◆ **What this task involves**
Count each line below that has "image" anywhere in it. Answer with the total alone.

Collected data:
___

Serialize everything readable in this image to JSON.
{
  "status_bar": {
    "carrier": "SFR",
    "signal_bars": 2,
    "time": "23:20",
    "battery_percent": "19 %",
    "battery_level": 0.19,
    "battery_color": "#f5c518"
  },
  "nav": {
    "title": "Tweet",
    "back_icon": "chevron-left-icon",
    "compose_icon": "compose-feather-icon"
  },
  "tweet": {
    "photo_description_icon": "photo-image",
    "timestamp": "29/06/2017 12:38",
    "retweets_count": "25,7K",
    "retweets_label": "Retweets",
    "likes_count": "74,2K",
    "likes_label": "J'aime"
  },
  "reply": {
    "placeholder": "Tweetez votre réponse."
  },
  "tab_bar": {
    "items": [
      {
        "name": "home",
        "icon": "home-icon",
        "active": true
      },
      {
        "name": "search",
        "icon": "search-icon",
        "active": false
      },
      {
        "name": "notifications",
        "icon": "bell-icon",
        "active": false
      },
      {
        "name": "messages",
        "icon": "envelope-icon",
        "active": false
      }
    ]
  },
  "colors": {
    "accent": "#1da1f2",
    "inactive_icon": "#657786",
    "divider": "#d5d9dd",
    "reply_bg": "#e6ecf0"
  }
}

___

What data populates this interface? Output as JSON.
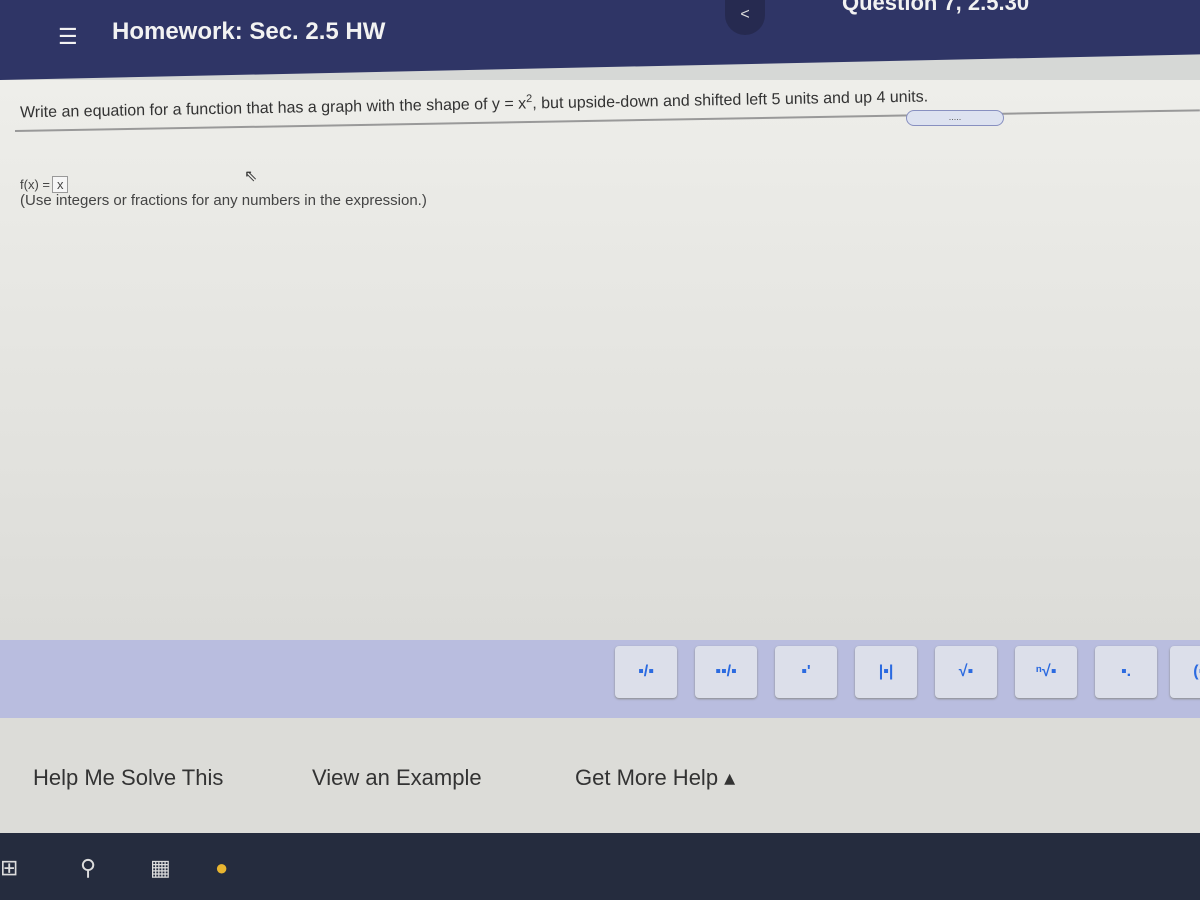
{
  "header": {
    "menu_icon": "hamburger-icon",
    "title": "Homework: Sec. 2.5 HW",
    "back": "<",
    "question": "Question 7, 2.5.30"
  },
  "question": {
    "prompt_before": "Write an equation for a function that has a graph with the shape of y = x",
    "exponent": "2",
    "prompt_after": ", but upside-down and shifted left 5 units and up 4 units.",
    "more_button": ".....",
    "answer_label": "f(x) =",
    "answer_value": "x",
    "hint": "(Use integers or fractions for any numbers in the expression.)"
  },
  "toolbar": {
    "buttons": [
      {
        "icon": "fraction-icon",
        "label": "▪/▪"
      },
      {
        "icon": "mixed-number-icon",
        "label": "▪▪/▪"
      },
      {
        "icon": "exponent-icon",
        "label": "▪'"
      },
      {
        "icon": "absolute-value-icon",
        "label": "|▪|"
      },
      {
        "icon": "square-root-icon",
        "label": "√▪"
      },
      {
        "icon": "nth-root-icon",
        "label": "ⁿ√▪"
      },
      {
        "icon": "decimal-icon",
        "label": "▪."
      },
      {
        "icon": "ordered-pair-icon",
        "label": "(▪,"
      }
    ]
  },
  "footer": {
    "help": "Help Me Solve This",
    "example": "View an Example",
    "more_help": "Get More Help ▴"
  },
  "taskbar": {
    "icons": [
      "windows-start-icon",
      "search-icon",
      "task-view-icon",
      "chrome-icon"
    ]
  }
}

___

◆ **The reply**
2